**What you have to do**.
Provide an exact transcription of all the records.

**Data section**.
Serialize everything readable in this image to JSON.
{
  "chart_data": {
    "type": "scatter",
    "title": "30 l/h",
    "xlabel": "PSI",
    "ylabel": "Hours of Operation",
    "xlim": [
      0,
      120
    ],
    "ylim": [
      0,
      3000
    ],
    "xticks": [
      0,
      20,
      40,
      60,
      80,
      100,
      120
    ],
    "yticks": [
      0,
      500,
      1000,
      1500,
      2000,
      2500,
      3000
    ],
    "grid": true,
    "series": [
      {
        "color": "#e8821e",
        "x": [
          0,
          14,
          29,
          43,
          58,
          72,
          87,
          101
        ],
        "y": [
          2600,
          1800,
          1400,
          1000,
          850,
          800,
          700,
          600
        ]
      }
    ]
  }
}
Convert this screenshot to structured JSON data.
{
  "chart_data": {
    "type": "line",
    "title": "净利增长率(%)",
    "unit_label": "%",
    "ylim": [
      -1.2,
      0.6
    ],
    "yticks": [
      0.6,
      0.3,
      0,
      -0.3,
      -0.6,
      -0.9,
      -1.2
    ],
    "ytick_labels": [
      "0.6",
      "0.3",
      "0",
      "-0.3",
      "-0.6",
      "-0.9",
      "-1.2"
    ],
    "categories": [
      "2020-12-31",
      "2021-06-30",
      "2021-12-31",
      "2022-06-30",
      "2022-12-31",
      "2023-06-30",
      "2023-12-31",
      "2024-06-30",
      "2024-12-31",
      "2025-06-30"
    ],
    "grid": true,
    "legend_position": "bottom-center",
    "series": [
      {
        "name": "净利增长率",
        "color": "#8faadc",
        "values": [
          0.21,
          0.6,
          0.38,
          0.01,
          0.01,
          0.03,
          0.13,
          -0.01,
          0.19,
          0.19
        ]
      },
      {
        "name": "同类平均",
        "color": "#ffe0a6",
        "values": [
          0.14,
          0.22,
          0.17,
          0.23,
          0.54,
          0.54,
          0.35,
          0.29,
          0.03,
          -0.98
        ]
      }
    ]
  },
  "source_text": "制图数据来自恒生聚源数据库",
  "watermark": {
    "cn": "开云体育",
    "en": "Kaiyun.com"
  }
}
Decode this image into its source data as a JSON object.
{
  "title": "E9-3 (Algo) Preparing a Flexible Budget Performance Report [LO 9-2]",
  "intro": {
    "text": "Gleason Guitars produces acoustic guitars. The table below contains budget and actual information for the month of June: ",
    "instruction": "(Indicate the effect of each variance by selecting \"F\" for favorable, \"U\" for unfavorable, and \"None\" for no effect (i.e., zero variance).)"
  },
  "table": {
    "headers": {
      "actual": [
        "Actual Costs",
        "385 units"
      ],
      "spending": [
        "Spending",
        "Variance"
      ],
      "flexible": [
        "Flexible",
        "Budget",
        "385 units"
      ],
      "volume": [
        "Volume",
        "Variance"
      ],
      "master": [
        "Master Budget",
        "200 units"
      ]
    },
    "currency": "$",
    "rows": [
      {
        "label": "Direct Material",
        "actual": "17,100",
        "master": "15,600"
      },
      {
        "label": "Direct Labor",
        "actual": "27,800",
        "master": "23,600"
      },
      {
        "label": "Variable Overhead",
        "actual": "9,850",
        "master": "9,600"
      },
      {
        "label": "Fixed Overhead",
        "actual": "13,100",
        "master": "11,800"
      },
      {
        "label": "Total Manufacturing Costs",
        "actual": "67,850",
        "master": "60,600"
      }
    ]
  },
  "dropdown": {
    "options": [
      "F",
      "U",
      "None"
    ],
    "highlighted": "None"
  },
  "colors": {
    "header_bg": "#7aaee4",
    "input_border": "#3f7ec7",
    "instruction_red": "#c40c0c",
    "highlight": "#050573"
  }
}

**Finished exercise**.
Serialize everything readable in this image to JSON.
{
  "chart_data": {
    "type": "scatter",
    "title": "30 l/h",
    "xlabel": "PSI",
    "ylabel": "Hours of Operation",
    "xlim": [
      0,
      120
    ],
    "ylim": [
      0,
      3000
    ],
    "xticks": [
      0,
      20,
      40,
      60,
      80,
      100,
      120
    ],
    "yticks": [
      0,
      500,
      1000,
      1500,
      2000,
      2500,
      3000
    ],
    "grid": true,
    "series": [
      {
        "color": "#e8821e",
        "x": [
          0,
          14,
          29,
          43,
          58,
          72,
          87,
          101
        ],
        "y": [
          2600,
          1800,
          1400,
          1000,
          850,
          800,
          700,
          600
        ]
      }
    ]
  }
}
Convert this screenshot to structured JSON data.
{
  "chart_data": {
    "type": "line",
    "title": "净利增长率(%)",
    "unit_label": "%",
    "ylim": [
      -1.2,
      0.6
    ],
    "yticks": [
      0.6,
      0.3,
      0,
      -0.3,
      -0.6,
      -0.9,
      -1.2
    ],
    "ytick_labels": [
      "0.6",
      "0.3",
      "0",
      "-0.3",
      "-0.6",
      "-0.9",
      "-1.2"
    ],
    "categories": [
      "2020-12-31",
      "2021-06-30",
      "2021-12-31",
      "2022-06-30",
      "2022-12-31",
      "2023-06-30",
      "2023-12-31",
      "2024-06-30",
      "2024-12-31",
      "2025-06-30"
    ],
    "grid": true,
    "legend_position": "bottom-center",
    "series": [
      {
        "name": "净利增长率",
        "color": "#8faadc",
        "values": [
          0.21,
          0.6,
          0.38,
          0.01,
          0.01,
          0.03,
          0.13,
          -0.01,
          0.19,
          0.19
        ]
      },
      {
        "name": "同类平均",
        "color": "#ffe0a6",
        "values": [
          0.14,
          0.22,
          0.17,
          0.23,
          0.54,
          0.54,
          0.35,
          0.29,
          0.03,
          -0.98
        ]
      }
    ]
  },
  "source_text": "制图数据来自恒生聚源数据库",
  "watermark": {
    "cn": "开云体育",
    "en": "Kaiyun.com"
  }
}
Decode this image into its source data as a JSON object.
{
  "title": "E9-3 (Algo) Preparing a Flexible Budget Performance Report [LO 9-2]",
  "intro": {
    "text": "Gleason Guitars produces acoustic guitars. The table below contains budget and actual information for the month of June: ",
    "instruction": "(Indicate the effect of each variance by selecting \"F\" for favorable, \"U\" for unfavorable, and \"None\" for no effect (i.e., zero variance).)"
  },
  "table": {
    "headers": {
      "actual": [
        "Actual Costs",
        "385 units"
      ],
      "spending": [
        "Spending",
        "Variance"
      ],
      "flexible": [
        "Flexible",
        "Budget",
        "385 units"
      ],
      "volume": [
        "Volume",
        "Variance"
      ],
      "master": [
        "Master Budget",
        "200 units"
      ]
    },
    "currency": "$",
    "rows": [
      {
        "label": "Direct Material",
        "actual": "17,100",
        "master": "15,600"
      },
      {
        "label": "Direct Labor",
        "actual": "27,800",
        "master": "23,600"
      },
      {
        "label": "Variable Overhead",
        "actual": "9,850",
        "master": "9,600"
      },
      {
        "label": "Fixed Overhead",
        "actual": "13,100",
        "master": "11,800"
      },
      {
        "label": "Total Manufacturing Costs",
        "actual": "67,850",
        "master": "60,600"
      }
    ]
  },
  "dropdown": {
    "options": [
      "F",
      "U",
      "None"
    ],
    "highlighted": "None"
  },
  "colors": {
    "header_bg": "#7aaee4",
    "input_border": "#3f7ec7",
    "instruction_red": "#c40c0c",
    "highlight": "#050573"
  }
}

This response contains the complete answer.